_GIVEN RECORDS_
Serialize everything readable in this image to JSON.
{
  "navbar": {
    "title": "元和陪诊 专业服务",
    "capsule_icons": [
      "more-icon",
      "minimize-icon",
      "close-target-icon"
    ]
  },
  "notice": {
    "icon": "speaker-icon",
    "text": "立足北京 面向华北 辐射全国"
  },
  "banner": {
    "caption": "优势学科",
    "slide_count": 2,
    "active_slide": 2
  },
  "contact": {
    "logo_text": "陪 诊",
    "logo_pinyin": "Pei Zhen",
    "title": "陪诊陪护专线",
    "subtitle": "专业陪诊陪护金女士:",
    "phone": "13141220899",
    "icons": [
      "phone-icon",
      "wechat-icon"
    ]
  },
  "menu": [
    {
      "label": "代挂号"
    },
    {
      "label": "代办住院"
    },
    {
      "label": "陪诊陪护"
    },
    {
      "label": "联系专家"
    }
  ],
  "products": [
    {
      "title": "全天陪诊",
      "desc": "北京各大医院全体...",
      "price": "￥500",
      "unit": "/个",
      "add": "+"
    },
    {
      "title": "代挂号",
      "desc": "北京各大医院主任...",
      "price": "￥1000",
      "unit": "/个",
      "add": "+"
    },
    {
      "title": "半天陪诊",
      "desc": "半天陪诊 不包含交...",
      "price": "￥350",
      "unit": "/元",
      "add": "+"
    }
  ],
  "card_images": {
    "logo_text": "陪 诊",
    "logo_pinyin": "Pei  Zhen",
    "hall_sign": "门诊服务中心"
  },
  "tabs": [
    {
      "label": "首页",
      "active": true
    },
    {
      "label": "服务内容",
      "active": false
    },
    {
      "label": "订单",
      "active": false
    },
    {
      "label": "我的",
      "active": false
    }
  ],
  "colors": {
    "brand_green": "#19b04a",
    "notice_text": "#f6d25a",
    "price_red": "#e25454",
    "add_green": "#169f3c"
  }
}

_TASK GOAL_
All of the data must be returned exactly.

_EXERCISE RESPONSE_
Serialize everything readable in this image to JSON.
{
  "navbar": {
    "title": "元和陪诊 专业服务",
    "capsule_icons": [
      "more-icon",
      "minimize-icon",
      "close-target-icon"
    ]
  },
  "notice": {
    "icon": "speaker-icon",
    "text": "立足北京 面向华北 辐射全国"
  },
  "banner": {
    "caption": "优势学科",
    "slide_count": 2,
    "active_slide": 2
  },
  "contact": {
    "logo_text": "陪 诊",
    "logo_pinyin": "Pei Zhen",
    "title": "陪诊陪护专线",
    "subtitle": "专业陪诊陪护金女士:",
    "phone": "13141220899",
    "icons": [
      "phone-icon",
      "wechat-icon"
    ]
  },
  "menu": [
    {
      "label": "代挂号"
    },
    {
      "label": "代办住院"
    },
    {
      "label": "陪诊陪护"
    },
    {
      "label": "联系专家"
    }
  ],
  "products": [
    {
      "title": "全天陪诊",
      "desc": "北京各大医院全体...",
      "price": "￥500",
      "unit": "/个",
      "add": "+"
    },
    {
      "title": "代挂号",
      "desc": "北京各大医院主任...",
      "price": "￥1000",
      "unit": "/个",
      "add": "+"
    },
    {
      "title": "半天陪诊",
      "desc": "半天陪诊 不包含交...",
      "price": "￥350",
      "unit": "/元",
      "add": "+"
    }
  ],
  "card_images": {
    "logo_text": "陪 诊",
    "logo_pinyin": "Pei  Zhen",
    "hall_sign": "门诊服务中心"
  },
  "tabs": [
    {
      "label": "首页",
      "active": true
    },
    {
      "label": "服务内容",
      "active": false
    },
    {
      "label": "订单",
      "active": false
    },
    {
      "label": "我的",
      "active": false
    }
  ],
  "colors": {
    "brand_green": "#19b04a",
    "notice_text": "#f6d25a",
    "price_red": "#e25454",
    "add_green": "#169f3c"
  }
}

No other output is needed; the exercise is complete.